§ Task description: Quote the listing below in its entirety.

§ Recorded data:
-*-

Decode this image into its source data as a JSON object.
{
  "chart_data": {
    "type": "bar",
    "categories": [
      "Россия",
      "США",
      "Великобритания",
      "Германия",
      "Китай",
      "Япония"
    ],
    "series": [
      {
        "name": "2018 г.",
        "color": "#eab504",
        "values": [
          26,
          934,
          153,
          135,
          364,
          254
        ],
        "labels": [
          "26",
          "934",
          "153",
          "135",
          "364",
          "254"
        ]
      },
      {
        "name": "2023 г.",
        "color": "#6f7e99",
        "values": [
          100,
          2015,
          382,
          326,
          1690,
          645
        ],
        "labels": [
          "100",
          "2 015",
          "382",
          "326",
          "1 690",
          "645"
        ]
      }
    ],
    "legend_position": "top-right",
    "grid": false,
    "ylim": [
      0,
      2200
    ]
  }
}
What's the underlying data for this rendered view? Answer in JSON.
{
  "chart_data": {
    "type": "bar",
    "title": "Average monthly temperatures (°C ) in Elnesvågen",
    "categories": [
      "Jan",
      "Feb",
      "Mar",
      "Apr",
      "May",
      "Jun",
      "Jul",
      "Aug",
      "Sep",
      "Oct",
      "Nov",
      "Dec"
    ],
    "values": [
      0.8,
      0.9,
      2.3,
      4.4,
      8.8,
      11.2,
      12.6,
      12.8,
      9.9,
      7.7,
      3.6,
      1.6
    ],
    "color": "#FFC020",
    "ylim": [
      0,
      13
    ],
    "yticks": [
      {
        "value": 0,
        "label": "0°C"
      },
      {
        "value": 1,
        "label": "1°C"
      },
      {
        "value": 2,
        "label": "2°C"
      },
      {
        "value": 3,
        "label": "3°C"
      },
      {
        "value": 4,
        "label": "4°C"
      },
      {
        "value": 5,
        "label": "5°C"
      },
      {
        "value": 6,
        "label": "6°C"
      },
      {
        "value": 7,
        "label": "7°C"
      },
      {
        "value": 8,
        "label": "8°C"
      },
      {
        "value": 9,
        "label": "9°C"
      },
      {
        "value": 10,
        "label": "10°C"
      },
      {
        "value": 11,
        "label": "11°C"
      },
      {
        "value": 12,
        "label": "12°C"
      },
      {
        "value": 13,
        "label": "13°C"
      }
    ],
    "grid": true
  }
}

-*-

§ Solution below:
Decode this image into its source data as a JSON object.
{
  "chart_data": {
    "type": "bar",
    "categories": [
      "Россия",
      "США",
      "Великобритания",
      "Германия",
      "Китай",
      "Япония"
    ],
    "series": [
      {
        "name": "2018 г.",
        "color": "#eab504",
        "values": [
          26,
          934,
          153,
          135,
          364,
          254
        ],
        "labels": [
          "26",
          "934",
          "153",
          "135",
          "364",
          "254"
        ]
      },
      {
        "name": "2023 г.",
        "color": "#6f7e99",
        "values": [
          100,
          2015,
          382,
          326,
          1690,
          645
        ],
        "labels": [
          "100",
          "2 015",
          "382",
          "326",
          "1 690",
          "645"
        ]
      }
    ],
    "legend_position": "top-right",
    "grid": false,
    "ylim": [
      0,
      2200
    ]
  }
}
What's the underlying data for this rendered view? Answer in JSON.
{
  "chart_data": {
    "type": "bar",
    "title": "Average monthly temperatures (°C ) in Elnesvågen",
    "categories": [
      "Jan",
      "Feb",
      "Mar",
      "Apr",
      "May",
      "Jun",
      "Jul",
      "Aug",
      "Sep",
      "Oct",
      "Nov",
      "Dec"
    ],
    "values": [
      0.8,
      0.9,
      2.3,
      4.4,
      8.8,
      11.2,
      12.6,
      12.8,
      9.9,
      7.7,
      3.6,
      1.6
    ],
    "color": "#FFC020",
    "ylim": [
      0,
      13
    ],
    "yticks": [
      {
        "value": 0,
        "label": "0°C"
      },
      {
        "value": 1,
        "label": "1°C"
      },
      {
        "value": 2,
        "label": "2°C"
      },
      {
        "value": 3,
        "label": "3°C"
      },
      {
        "value": 4,
        "label": "4°C"
      },
      {
        "value": 5,
        "label": "5°C"
      },
      {
        "value": 6,
        "label": "6°C"
      },
      {
        "value": 7,
        "label": "7°C"
      },
      {
        "value": 8,
        "label": "8°C"
      },
      {
        "value": 9,
        "label": "9°C"
      },
      {
        "value": 10,
        "label": "10°C"
      },
      {
        "value": 11,
        "label": "11°C"
      },
      {
        "value": 12,
        "label": "12°C"
      },
      {
        "value": 13,
        "label": "13°C"
      }
    ],
    "grid": true
  }
}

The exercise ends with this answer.